» **Directions for this task**
Gather the lines below that include the string "JSON", copying each in full.

» **Provided records**
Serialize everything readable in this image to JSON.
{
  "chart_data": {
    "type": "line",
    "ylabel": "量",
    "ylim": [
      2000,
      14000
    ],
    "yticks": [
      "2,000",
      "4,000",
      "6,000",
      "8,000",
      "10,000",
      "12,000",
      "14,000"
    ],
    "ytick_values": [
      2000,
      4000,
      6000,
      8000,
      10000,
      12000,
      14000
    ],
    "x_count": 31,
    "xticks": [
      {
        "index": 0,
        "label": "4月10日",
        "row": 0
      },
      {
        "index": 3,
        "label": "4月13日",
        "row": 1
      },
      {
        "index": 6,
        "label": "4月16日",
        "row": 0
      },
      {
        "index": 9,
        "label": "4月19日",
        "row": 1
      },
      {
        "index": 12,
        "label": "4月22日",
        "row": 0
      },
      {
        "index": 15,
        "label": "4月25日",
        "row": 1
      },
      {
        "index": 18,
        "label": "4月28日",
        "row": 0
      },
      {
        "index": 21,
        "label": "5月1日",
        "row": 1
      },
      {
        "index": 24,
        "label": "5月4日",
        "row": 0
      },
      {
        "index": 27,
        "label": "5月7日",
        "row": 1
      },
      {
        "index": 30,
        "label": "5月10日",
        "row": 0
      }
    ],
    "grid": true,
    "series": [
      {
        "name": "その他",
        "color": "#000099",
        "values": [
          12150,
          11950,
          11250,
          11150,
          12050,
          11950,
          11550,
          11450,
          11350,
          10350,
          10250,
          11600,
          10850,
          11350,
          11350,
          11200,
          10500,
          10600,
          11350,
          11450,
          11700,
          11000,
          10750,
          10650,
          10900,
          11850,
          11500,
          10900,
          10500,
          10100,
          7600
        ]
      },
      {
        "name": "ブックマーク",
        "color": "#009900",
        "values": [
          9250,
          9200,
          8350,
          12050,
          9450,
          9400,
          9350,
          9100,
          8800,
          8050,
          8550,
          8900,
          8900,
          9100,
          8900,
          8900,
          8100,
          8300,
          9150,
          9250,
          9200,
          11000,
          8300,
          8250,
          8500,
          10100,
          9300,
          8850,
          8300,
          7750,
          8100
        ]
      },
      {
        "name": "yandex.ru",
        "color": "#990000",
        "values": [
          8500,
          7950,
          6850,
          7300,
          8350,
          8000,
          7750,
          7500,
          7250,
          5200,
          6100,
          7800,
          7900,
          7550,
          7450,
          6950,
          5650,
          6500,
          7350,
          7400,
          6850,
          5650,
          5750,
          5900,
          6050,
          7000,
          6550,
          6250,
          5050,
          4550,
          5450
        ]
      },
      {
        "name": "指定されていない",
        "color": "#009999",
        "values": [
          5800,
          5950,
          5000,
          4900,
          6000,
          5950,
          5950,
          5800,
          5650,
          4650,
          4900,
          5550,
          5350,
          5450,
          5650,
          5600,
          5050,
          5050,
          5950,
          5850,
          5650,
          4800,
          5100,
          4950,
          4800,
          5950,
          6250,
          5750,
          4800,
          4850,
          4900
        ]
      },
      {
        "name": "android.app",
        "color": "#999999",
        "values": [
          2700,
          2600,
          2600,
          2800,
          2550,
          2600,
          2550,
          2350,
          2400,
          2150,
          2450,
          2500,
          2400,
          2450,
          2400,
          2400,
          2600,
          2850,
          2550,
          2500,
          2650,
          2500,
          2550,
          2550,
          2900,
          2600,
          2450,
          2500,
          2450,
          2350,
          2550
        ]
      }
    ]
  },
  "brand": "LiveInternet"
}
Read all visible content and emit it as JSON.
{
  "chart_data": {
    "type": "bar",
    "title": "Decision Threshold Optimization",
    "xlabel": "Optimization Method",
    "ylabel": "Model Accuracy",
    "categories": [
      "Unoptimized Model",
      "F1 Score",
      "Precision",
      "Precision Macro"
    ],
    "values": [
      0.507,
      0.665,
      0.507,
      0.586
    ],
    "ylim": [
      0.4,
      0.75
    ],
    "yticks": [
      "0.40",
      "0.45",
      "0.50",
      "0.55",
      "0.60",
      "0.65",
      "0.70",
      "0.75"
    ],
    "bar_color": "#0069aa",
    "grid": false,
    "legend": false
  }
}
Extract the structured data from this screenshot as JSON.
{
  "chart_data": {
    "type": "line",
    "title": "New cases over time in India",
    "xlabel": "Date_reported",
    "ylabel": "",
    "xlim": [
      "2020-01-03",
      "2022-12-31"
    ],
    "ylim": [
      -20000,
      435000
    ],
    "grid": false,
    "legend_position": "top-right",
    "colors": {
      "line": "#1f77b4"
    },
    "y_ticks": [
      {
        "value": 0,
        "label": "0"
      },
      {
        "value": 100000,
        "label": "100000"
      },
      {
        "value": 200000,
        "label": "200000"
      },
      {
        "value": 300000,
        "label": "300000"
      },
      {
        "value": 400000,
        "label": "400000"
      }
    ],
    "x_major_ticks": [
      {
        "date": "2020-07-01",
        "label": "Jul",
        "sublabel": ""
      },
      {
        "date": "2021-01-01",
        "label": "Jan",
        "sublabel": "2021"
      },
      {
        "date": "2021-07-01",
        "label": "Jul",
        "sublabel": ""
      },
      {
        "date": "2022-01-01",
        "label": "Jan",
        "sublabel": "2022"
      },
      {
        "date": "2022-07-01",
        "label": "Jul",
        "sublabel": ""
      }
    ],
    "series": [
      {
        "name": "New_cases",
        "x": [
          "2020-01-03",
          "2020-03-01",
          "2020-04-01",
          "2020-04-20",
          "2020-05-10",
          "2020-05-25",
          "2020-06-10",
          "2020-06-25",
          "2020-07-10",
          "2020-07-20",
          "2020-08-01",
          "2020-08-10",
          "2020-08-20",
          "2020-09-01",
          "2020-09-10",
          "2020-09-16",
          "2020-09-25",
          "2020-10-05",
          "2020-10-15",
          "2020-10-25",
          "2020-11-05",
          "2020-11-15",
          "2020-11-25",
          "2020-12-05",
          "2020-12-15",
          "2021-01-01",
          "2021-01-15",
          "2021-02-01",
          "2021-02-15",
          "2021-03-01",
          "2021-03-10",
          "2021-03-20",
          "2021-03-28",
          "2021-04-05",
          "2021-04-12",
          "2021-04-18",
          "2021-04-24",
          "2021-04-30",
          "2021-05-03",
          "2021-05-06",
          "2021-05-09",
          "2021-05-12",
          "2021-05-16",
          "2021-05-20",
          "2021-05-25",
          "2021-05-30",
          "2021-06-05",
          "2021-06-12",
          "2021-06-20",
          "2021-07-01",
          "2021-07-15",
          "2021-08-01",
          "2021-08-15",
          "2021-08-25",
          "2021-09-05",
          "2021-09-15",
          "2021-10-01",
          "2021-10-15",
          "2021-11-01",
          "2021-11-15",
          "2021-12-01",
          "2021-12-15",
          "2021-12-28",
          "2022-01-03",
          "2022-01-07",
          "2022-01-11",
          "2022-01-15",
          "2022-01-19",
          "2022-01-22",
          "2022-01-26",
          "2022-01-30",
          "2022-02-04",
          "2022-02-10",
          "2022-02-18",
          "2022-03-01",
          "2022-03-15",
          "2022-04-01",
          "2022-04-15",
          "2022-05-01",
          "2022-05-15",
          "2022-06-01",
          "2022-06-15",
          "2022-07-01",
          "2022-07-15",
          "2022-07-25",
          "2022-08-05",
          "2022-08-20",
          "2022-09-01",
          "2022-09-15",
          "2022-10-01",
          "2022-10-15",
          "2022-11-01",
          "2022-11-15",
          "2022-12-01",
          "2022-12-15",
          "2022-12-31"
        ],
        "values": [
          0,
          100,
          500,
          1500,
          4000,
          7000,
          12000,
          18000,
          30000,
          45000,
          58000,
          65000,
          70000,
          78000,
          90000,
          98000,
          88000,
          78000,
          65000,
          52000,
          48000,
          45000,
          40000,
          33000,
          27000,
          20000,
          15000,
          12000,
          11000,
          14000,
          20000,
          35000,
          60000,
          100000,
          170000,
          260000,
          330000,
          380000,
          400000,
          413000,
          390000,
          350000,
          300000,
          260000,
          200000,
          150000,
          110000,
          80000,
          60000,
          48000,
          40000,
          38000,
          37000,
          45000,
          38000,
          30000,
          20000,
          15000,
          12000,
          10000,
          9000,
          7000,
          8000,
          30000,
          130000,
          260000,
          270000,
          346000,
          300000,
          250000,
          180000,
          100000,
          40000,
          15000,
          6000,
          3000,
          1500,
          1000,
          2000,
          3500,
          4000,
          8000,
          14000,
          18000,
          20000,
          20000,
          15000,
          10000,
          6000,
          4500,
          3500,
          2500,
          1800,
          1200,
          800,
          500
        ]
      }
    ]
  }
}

» **Expected answer**
Serialize everything readable in this image to JSON.
Read all visible content and emit it as JSON.
Extract the structured data from this screenshot as JSON.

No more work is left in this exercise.